▶ **Instructions to follow**
From the entries that follow, extract each line holding the string "ensure".

::::::

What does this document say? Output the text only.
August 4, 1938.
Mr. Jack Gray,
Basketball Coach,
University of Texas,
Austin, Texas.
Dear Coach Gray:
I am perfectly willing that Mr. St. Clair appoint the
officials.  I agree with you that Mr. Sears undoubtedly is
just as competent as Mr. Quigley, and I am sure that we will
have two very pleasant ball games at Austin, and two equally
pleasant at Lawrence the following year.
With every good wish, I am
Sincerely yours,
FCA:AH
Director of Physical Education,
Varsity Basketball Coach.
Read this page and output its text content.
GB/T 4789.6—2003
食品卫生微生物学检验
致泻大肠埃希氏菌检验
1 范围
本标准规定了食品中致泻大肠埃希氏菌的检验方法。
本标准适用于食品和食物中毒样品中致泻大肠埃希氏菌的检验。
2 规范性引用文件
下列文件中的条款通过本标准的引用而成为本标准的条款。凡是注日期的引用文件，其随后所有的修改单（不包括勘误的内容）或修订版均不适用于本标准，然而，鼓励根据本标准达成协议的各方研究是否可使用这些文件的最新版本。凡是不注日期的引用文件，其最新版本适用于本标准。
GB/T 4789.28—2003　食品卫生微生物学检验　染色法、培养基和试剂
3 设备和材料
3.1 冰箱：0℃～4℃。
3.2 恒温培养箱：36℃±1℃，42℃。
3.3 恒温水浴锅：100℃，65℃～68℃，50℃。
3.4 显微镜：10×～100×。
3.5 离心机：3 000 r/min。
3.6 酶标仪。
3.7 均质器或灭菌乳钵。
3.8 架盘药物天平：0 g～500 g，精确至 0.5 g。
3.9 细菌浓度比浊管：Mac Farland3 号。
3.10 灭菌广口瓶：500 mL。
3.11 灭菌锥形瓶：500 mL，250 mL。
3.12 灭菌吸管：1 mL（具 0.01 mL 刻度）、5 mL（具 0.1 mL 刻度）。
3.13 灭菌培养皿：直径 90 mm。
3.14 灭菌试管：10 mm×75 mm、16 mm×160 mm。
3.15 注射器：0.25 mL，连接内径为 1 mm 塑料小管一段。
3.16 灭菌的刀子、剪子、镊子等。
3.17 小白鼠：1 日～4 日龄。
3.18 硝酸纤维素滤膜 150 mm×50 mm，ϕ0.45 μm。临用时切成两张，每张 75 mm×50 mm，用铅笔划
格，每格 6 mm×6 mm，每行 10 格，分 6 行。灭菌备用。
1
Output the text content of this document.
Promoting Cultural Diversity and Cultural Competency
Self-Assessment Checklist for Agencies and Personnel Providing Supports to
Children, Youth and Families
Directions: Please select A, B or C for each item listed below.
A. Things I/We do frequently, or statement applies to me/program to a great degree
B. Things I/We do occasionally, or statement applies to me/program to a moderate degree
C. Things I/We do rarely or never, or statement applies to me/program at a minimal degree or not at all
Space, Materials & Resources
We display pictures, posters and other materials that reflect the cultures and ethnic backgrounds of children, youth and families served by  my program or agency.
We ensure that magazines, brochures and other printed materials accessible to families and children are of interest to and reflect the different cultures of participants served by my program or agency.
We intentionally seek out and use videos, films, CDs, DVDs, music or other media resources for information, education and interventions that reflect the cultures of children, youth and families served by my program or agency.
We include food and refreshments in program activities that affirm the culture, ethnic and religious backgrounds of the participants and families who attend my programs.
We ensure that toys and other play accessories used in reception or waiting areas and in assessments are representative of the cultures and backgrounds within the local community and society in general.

::::::

▶ **Reply to the exercise**
We ensure that magazines, brochures and other printed materials accessible to families and children are of interest to and reflect the different cultures of participants served by my program or agency.
We ensure that toys and other play accessories used in reception or waiting areas and in assessments are representative of the cultures and backgrounds within the local community and society in general.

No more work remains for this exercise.